WHAT IS ASKED
In the material below, repeat only the lines from the one that holds "What does this" through the final line, exactly as they stand.

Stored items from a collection
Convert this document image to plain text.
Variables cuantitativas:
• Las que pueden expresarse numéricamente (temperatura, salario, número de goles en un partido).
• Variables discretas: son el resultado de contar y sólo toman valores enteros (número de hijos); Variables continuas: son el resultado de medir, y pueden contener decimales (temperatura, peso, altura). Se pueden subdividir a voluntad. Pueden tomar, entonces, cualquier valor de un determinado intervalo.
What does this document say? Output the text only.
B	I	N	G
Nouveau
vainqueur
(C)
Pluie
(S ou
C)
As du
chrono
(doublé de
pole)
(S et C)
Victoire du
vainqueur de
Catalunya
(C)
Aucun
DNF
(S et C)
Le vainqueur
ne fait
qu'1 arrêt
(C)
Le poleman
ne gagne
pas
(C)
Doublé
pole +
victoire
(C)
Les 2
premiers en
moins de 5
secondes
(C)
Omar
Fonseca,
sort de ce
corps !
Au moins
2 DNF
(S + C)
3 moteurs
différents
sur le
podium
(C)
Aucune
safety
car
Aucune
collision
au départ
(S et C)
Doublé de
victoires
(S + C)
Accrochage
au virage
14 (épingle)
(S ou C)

EXERCISE RESPONSE
What does this document say? Output the text only.
B	I	N	G
Nouveau
vainqueur
(C)
Pluie
(S ou
C)
As du
chrono
(doublé de
pole)
(S et C)
Victoire du
vainqueur de
Catalunya
(C)
Aucun
DNF
(S et C)
Le vainqueur
ne fait
qu'1 arrêt
(C)
Le poleman
ne gagne
pas
(C)
Doublé
pole +
victoire
(C)
Les 2
premiers en
moins de 5
secondes
(C)
Omar
Fonseca,
sort de ce
corps !
Au moins
2 DNF
(S + C)
3 moteurs
différents
sur le
podium
(C)
Aucune
safety
car
Aucune
collision
au départ
(S et C)
Doublé de
victoires
(S + C)
Accrochage
au virage
14 (épingle)
(S ou C)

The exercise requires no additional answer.